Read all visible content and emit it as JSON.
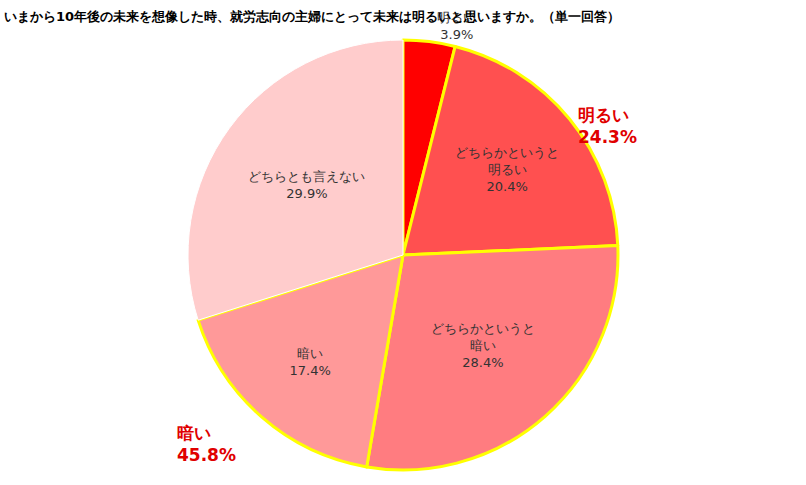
{
  "chart_data": {
    "type": "pie",
    "title": "いまから10年後の未来を想像した時、就労志向の主婦にとって未来は明るいと思いますか。（単一回答）",
    "categories": [
      "明るい",
      "どちらかというと\n明るい",
      "どちらかというと\n暗い",
      "暗い",
      "どちらとも言えない"
    ],
    "values": [
      3.9,
      20.4,
      28.4,
      17.4,
      29.9
    ],
    "value_labels": [
      "3.9%",
      "20.4%",
      "28.4%",
      "17.4%",
      "29.9%"
    ],
    "colors": [
      "#ff0000",
      "#ff5050",
      "#ff7c80",
      "#ff9999",
      "#ffcccc"
    ],
    "data_labels": true,
    "groups": [
      {
        "label": "明るい",
        "value": 24.3,
        "value_label": "24.3%",
        "color": "#e00000"
      },
      {
        "label": "暗い",
        "value": 45.8,
        "value_label": "45.8%",
        "color": "#e00000"
      }
    ]
  }
}
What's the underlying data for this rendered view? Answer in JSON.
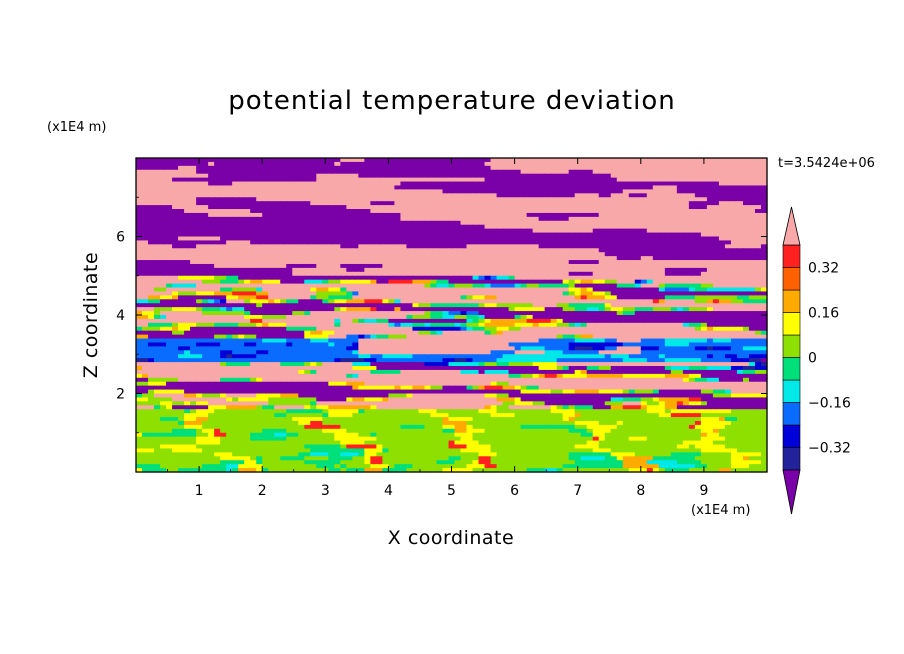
{
  "chart_data": {
    "type": "heatmap",
    "title": "potential temperature deviation",
    "xlabel": "X coordinate",
    "ylabel": "Z coordinate",
    "x_unit": "(x1E4 m)",
    "y_unit": "(x1E4 m)",
    "time_label": "t=3.5424e+06",
    "xlim": [
      0,
      10
    ],
    "ylim": [
      0,
      8
    ],
    "x_ticks": [
      "1",
      "2",
      "3",
      "4",
      "5",
      "6",
      "7",
      "8",
      "9"
    ],
    "y_ticks": [
      "2",
      "4",
      "6"
    ],
    "colorbar": {
      "tick_labels": [
        "0.32",
        "0.16",
        "0",
        "−0.16",
        "−0.32"
      ],
      "tick_values": [
        0.32,
        0.16,
        0,
        -0.16,
        -0.32
      ],
      "levels": [
        -0.4,
        -0.32,
        -0.24,
        -0.16,
        -0.08,
        0,
        0.08,
        0.16,
        0.24,
        0.32,
        0.4
      ],
      "colors": [
        "#7a00a8",
        "#22229a",
        "#0000d8",
        "#0a6cff",
        "#00e8e8",
        "#00e07a",
        "#8ee000",
        "#ffff00",
        "#ffaa00",
        "#ff6000",
        "#ff2020",
        "#f8a8a8"
      ],
      "extend": "both"
    },
    "field_bands": [
      {
        "z": [
          7.2,
          8.0
        ],
        "value": "mixed pink/purple"
      },
      {
        "z": [
          5.0,
          7.2
        ],
        "value": "alternating purple and pink layers"
      },
      {
        "z": [
          3.4,
          5.0
        ],
        "value": "multicolor layered structures"
      },
      {
        "z": [
          2.8,
          3.4
        ],
        "value": "blue and cyan"
      },
      {
        "z": [
          1.6,
          2.8
        ],
        "value": "pink and purple streaks"
      },
      {
        "z": [
          0.0,
          1.6
        ],
        "value": "green, yellow, cyan plumes"
      }
    ]
  }
}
──────
Stated task:
The data above should be repeated exactly, minus any pictures.

The answer:
Read all visible content and emit it as JSON.
{
  "chart_data": {
    "type": "pie",
    "title": "いまから10年後の未来を想像した時、就労志向の主婦にとって未来は明るいと思いますか。（単一回答）",
    "categories": [
      "明るい",
      "どちらかというと\n明るい",
      "どちらかというと\n暗い",
      "暗い",
      "どちらとも言えない"
    ],
    "values": [
      3.9,
      20.4,
      28.4,
      17.4,
      29.9
    ],
    "value_labels": [
      "3.9%",
      "20.4%",
      "28.4%",
      "17.4%",
      "29.9%"
    ],
    "colors": [
      "#ff0000",
      "#ff5050",
      "#ff7c80",
      "#ff9999",
      "#ffcccc"
    ],
    "data_labels": true,
    "groups": [
      {
        "label": "明るい",
        "value": 24.3,
        "value_label": "24.3%",
        "color": "#e00000"
      },
      {
        "label": "暗い",
        "value": 45.8,
        "value_label": "45.8%",
        "color": "#e00000"
      }
    ]
  }
}
What's the underlying data for this rendered view? Answer in JSON.
{
  "chart_data": {
    "type": "heatmap",
    "title": "potential temperature deviation",
    "xlabel": "X coordinate",
    "ylabel": "Z coordinate",
    "x_unit": "(x1E4 m)",
    "y_unit": "(x1E4 m)",
    "time_label": "t=3.5424e+06",
    "xlim": [
      0,
      10
    ],
    "ylim": [
      0,
      8
    ],
    "x_ticks": [
      "1",
      "2",
      "3",
      "4",
      "5",
      "6",
      "7",
      "8",
      "9"
    ],
    "y_ticks": [
      "2",
      "4",
      "6"
    ],
    "colorbar": {
      "tick_labels": [
        "0.32",
        "0.16",
        "0",
        "−0.16",
        "−0.32"
      ],
      "tick_values": [
        0.32,
        0.16,
        0,
        -0.16,
        -0.32
      ],
      "levels": [
        -0.4,
        -0.32,
        -0.24,
        -0.16,
        -0.08,
        0,
        0.08,
        0.16,
        0.24,
        0.32,
        0.4
      ],
      "colors": [
        "#7a00a8",
        "#22229a",
        "#0000d8",
        "#0a6cff",
        "#00e8e8",
        "#00e07a",
        "#8ee000",
        "#ffff00",
        "#ffaa00",
        "#ff6000",
        "#ff2020",
        "#f8a8a8"
      ],
      "extend": "both"
    },
    "field_bands": [
      {
        "z": [
          7.2,
          8.0
        ],
        "value": "mixed pink/purple"
      },
      {
        "z": [
          5.0,
          7.2
        ],
        "value": "alternating purple and pink layers"
      },
      {
        "z": [
          3.4,
          5.0
        ],
        "value": "multicolor layered structures"
      },
      {
        "z": [
          2.8,
          3.4
        ],
        "value": "blue and cyan"
      },
      {
        "z": [
          1.6,
          2.8
        ],
        "value": "pink and purple streaks"
      },
      {
        "z": [
          0.0,
          1.6
        ],
        "value": "green, yellow, cyan plumes"
      }
    ]
  }
}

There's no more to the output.